* Exercise
Continue the passage about the dancer and actress Hester Santlow from where it ends.

* Passage given
----

Hester Santlow married her fellow actor and Drury Lane manager Barton Booth in 1719. Her career ended in 1733, following the death of her husband. During her final season on the London stage, she created the role of Helen of Troy in Weaver’s last ballet The Judgment of Paris.

In Hester Santlow, Weaver had a Venus ‘Goddess of Love and Beauty’ who could both dance and act. Unsurprisingly, she has the greatest range of gestures in the ballet after Weaver himself as Vulcan. He used her dancing skills and her expressive abilities to the full. He also took every chance to show off her beauty. Another contemporary described Mrs Santlow as ‘a beautiful Woman, lovely in her Countenance, delicate in her form’. She is one of the very few dancers of the 18th century for whom we have several portraits.

----

* Items
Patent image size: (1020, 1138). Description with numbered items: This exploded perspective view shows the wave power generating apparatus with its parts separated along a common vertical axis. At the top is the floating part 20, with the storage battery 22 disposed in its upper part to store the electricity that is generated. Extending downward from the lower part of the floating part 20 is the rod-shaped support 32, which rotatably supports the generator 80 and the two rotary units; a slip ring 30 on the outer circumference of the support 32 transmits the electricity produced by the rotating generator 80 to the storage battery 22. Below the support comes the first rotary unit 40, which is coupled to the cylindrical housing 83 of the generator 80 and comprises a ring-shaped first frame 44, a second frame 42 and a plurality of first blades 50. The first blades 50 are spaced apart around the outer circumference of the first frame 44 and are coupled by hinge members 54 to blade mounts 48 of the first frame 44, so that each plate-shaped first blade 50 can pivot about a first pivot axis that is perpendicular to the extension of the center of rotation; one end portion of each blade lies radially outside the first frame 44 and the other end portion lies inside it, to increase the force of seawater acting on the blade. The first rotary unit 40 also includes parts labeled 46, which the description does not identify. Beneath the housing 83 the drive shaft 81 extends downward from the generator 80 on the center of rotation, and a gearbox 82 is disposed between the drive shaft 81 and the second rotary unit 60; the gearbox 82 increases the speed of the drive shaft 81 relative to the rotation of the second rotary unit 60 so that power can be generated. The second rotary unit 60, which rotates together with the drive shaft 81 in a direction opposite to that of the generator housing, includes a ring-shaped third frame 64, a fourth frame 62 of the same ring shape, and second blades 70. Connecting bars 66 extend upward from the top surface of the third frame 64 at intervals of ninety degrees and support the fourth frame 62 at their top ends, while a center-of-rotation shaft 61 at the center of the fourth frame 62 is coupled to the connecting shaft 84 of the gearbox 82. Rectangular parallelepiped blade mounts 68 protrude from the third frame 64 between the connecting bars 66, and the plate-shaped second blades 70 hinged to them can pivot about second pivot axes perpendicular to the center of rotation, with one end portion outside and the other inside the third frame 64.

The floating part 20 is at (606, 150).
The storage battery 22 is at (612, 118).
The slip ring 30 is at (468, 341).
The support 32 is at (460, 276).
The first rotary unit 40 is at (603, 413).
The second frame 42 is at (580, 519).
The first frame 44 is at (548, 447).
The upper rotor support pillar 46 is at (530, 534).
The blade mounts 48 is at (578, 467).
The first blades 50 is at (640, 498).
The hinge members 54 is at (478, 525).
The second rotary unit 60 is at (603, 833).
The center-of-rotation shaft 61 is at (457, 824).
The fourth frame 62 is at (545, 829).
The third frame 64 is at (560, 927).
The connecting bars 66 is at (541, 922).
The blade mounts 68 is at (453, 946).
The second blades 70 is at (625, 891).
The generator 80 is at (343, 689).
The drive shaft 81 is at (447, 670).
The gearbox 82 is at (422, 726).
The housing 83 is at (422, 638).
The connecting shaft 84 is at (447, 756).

----

* Result
vanderbank-santlow

John Vanderbank, Hester Santlow, c1720

Venus is first shown ‘in her Dressing-Room at her Toilet’ surrounded by the Graces with Cupid and the Hour (probably Flora). She ‘rises and dances a Passacaile’ first solo and then with the other women. The choreography could have shared features with L’Abbé’s ‘Passagalia’. The ‘Dance … of the Pantomimic kind’ with Vulcan which follows is worth its own post. Weaver entrusted a significant number of gestures to Venus, although she has a far narrower range of ‘Passions’ which have less powerful physical expressions. She is, however, allowed to improvise ‘Coquetry. … seen in affected Airs, given herself throughout the whole Dance’. In scene 4, with Mars, Mrs Santlow’s gestures are again improvisatory – ‘reciprocal Love’ and ‘wishing Looks’. Were these expressions stock-in-trade for Mrs Santlow the actress, or were they new to her?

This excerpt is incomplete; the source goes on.